Look at the entries below and reproduce them exactly.

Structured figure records
┌──
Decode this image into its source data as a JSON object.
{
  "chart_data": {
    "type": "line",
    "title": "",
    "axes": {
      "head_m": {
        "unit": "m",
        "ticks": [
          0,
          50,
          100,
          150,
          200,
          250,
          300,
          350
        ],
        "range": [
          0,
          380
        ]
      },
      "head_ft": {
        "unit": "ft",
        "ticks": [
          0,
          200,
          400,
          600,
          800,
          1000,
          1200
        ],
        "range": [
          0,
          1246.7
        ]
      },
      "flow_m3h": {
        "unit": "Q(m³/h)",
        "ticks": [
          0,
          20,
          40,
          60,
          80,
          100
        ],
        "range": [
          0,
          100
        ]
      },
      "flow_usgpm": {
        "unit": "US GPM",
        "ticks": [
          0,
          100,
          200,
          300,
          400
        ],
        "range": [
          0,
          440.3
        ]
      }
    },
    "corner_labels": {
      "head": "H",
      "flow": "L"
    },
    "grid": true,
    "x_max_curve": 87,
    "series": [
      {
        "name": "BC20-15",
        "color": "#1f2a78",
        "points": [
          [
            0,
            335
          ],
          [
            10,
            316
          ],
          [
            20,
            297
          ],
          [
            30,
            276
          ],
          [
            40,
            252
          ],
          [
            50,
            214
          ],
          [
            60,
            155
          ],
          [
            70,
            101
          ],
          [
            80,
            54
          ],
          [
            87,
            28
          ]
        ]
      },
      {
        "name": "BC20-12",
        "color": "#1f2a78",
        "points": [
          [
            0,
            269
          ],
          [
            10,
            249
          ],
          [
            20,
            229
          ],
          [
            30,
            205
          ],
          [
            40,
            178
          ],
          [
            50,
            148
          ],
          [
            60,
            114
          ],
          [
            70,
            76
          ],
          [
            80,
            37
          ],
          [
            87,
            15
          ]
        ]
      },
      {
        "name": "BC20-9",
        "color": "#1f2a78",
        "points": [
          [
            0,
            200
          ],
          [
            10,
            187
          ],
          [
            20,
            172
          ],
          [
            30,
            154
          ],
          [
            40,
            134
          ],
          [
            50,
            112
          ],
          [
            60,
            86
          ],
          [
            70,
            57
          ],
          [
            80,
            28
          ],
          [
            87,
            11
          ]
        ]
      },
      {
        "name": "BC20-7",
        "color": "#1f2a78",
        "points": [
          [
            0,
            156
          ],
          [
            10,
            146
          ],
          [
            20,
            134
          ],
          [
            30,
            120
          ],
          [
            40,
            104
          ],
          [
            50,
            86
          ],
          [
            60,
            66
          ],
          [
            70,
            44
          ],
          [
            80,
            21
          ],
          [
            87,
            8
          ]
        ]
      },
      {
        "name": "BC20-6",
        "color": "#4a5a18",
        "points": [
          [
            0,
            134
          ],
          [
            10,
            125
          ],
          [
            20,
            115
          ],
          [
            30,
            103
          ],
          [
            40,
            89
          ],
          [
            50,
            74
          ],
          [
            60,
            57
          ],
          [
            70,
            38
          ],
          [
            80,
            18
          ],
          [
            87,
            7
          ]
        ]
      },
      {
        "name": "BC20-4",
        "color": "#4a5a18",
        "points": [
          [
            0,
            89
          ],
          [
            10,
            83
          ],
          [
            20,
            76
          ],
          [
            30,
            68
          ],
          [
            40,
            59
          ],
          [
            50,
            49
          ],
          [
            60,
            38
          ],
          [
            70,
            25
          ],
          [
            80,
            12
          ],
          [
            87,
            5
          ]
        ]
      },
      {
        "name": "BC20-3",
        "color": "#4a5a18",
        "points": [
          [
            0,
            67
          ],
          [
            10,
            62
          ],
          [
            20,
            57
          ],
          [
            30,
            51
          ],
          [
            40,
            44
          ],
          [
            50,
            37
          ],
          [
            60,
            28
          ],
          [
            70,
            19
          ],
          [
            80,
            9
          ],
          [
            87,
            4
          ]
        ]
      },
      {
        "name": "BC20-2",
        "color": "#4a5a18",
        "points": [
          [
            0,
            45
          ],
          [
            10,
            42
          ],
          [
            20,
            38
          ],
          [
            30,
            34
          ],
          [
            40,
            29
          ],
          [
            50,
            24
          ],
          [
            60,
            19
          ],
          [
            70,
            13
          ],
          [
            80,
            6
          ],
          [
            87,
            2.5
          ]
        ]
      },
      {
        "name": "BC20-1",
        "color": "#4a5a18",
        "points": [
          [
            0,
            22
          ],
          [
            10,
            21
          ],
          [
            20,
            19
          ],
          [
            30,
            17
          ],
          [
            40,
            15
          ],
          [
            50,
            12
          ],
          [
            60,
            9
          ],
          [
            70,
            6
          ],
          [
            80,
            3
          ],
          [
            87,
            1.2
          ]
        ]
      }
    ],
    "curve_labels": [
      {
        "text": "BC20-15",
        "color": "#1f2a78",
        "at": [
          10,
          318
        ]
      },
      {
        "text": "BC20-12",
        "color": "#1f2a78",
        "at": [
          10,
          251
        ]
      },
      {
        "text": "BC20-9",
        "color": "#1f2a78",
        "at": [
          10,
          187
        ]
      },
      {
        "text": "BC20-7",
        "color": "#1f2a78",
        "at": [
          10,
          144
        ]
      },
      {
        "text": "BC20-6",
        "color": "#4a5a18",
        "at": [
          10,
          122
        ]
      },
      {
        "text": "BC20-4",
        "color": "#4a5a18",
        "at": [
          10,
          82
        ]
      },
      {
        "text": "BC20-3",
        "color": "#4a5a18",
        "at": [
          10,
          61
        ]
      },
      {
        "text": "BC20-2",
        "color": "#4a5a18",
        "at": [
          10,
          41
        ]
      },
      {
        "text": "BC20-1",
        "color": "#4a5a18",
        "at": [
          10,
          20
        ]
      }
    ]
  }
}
└──
Response for this exercise:
Decode this image into its source data as a JSON object.
{
  "chart_data": {
    "type": "line",
    "title": "",
    "axes": {
      "head_m": {
        "unit": "m",
        "ticks": [
          0,
          50,
          100,
          150,
          200,
          250,
          300,
          350
        ],
        "range": [
          0,
          380
        ]
      },
      "head_ft": {
        "unit": "ft",
        "ticks": [
          0,
          200,
          400,
          600,
          800,
          1000,
          1200
        ],
        "range": [
          0,
          1246.7
        ]
      },
      "flow_m3h": {
        "unit": "Q(m³/h)",
        "ticks": [
          0,
          20,
          40,
          60,
          80,
          100
        ],
        "range": [
          0,
          100
        ]
      },
      "flow_usgpm": {
        "unit": "US GPM",
        "ticks": [
          0,
          100,
          200,
          300,
          400
        ],
        "range": [
          0,
          440.3
        ]
      }
    },
    "corner_labels": {
      "head": "H",
      "flow": "L"
    },
    "grid": true,
    "x_max_curve": 87,
    "series": [
      {
        "name": "BC20-15",
        "color": "#1f2a78",
        "points": [
          [
            0,
            335
          ],
          [
            10,
            316
          ],
          [
            20,
            297
          ],
          [
            30,
            276
          ],
          [
            40,
            252
          ],
          [
            50,
            214
          ],
          [
            60,
            155
          ],
          [
            70,
            101
          ],
          [
            80,
            54
          ],
          [
            87,
            28
          ]
        ]
      },
      {
        "name": "BC20-12",
        "color": "#1f2a78",
        "points": [
          [
            0,
            269
          ],
          [
            10,
            249
          ],
          [
            20,
            229
          ],
          [
            30,
            205
          ],
          [
            40,
            178
          ],
          [
            50,
            148
          ],
          [
            60,
            114
          ],
          [
            70,
            76
          ],
          [
            80,
            37
          ],
          [
            87,
            15
          ]
        ]
      },
      {
        "name": "BC20-9",
        "color": "#1f2a78",
        "points": [
          [
            0,
            200
          ],
          [
            10,
            187
          ],
          [
            20,
            172
          ],
          [
            30,
            154
          ],
          [
            40,
            134
          ],
          [
            50,
            112
          ],
          [
            60,
            86
          ],
          [
            70,
            57
          ],
          [
            80,
            28
          ],
          [
            87,
            11
          ]
        ]
      },
      {
        "name": "BC20-7",
        "color": "#1f2a78",
        "points": [
          [
            0,
            156
          ],
          [
            10,
            146
          ],
          [
            20,
            134
          ],
          [
            30,
            120
          ],
          [
            40,
            104
          ],
          [
            50,
            86
          ],
          [
            60,
            66
          ],
          [
            70,
            44
          ],
          [
            80,
            21
          ],
          [
            87,
            8
          ]
        ]
      },
      {
        "name": "BC20-6",
        "color": "#4a5a18",
        "points": [
          [
            0,
            134
          ],
          [
            10,
            125
          ],
          [
            20,
            115
          ],
          [
            30,
            103
          ],
          [
            40,
            89
          ],
          [
            50,
            74
          ],
          [
            60,
            57
          ],
          [
            70,
            38
          ],
          [
            80,
            18
          ],
          [
            87,
            7
          ]
        ]
      },
      {
        "name": "BC20-4",
        "color": "#4a5a18",
        "points": [
          [
            0,
            89
          ],
          [
            10,
            83
          ],
          [
            20,
            76
          ],
          [
            30,
            68
          ],
          [
            40,
            59
          ],
          [
            50,
            49
          ],
          [
            60,
            38
          ],
          [
            70,
            25
          ],
          [
            80,
            12
          ],
          [
            87,
            5
          ]
        ]
      },
      {
        "name": "BC20-3",
        "color": "#4a5a18",
        "points": [
          [
            0,
            67
          ],
          [
            10,
            62
          ],
          [
            20,
            57
          ],
          [
            30,
            51
          ],
          [
            40,
            44
          ],
          [
            50,
            37
          ],
          [
            60,
            28
          ],
          [
            70,
            19
          ],
          [
            80,
            9
          ],
          [
            87,
            4
          ]
        ]
      },
      {
        "name": "BC20-2",
        "color": "#4a5a18",
        "points": [
          [
            0,
            45
          ],
          [
            10,
            42
          ],
          [
            20,
            38
          ],
          [
            30,
            34
          ],
          [
            40,
            29
          ],
          [
            50,
            24
          ],
          [
            60,
            19
          ],
          [
            70,
            13
          ],
          [
            80,
            6
          ],
          [
            87,
            2.5
          ]
        ]
      },
      {
        "name": "BC20-1",
        "color": "#4a5a18",
        "points": [
          [
            0,
            22
          ],
          [
            10,
            21
          ],
          [
            20,
            19
          ],
          [
            30,
            17
          ],
          [
            40,
            15
          ],
          [
            50,
            12
          ],
          [
            60,
            9
          ],
          [
            70,
            6
          ],
          [
            80,
            3
          ],
          [
            87,
            1.2
          ]
        ]
      }
    ],
    "curve_labels": [
      {
        "text": "BC20-15",
        "color": "#1f2a78",
        "at": [
          10,
          318
        ]
      },
      {
        "text": "BC20-12",
        "color": "#1f2a78",
        "at": [
          10,
          251
        ]
      },
      {
        "text": "BC20-9",
        "color": "#1f2a78",
        "at": [
          10,
          187
        ]
      },
      {
        "text": "BC20-7",
        "color": "#1f2a78",
        "at": [
          10,
          144
        ]
      },
      {
        "text": "BC20-6",
        "color": "#4a5a18",
        "at": [
          10,
          122
        ]
      },
      {
        "text": "BC20-4",
        "color": "#4a5a18",
        "at": [
          10,
          82
        ]
      },
      {
        "text": "BC20-3",
        "color": "#4a5a18",
        "at": [
          10,
          61
        ]
      },
      {
        "text": "BC20-2",
        "color": "#4a5a18",
        "at": [
          10,
          41
        ]
      },
      {
        "text": "BC20-1",
        "color": "#4a5a18",
        "at": [
          10,
          20
        ]
      }
    ]
  }
}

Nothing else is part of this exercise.